> [Data section]:
━━━━━━━━

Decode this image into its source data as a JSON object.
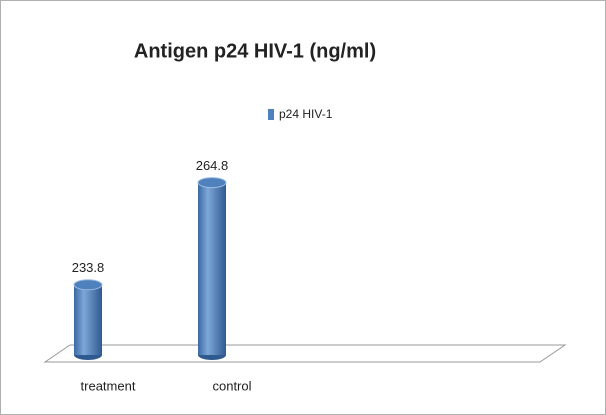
{
  "chart_data": {
    "type": "bar",
    "title": "Antigen p24 HIV-1 (ng/ml)",
    "categories": [
      "treatment",
      "control"
    ],
    "series": [
      {
        "name": "p24 HIV-1",
        "color": "#4f81bd",
        "values": [
          233.8,
          264.8
        ]
      }
    ],
    "ylim": [
      212.5,
      275
    ],
    "show_value_labels": true,
    "legend": "top"
  }
}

━━━━━━━━

> [What you will do]: All of the material above is to be copied exactly, except for its images.

> [Output below]:
Decode this image into its source data as a JSON object.
{
  "chart_data": {
    "type": "bar",
    "title": "Antigen p24 HIV-1 (ng/ml)",
    "categories": [
      "treatment",
      "control"
    ],
    "series": [
      {
        "name": "p24 HIV-1",
        "color": "#4f81bd",
        "values": [
          233.8,
          264.8
        ]
      }
    ],
    "ylim": [
      212.5,
      275
    ],
    "show_value_labels": true,
    "legend": "top"
  }
}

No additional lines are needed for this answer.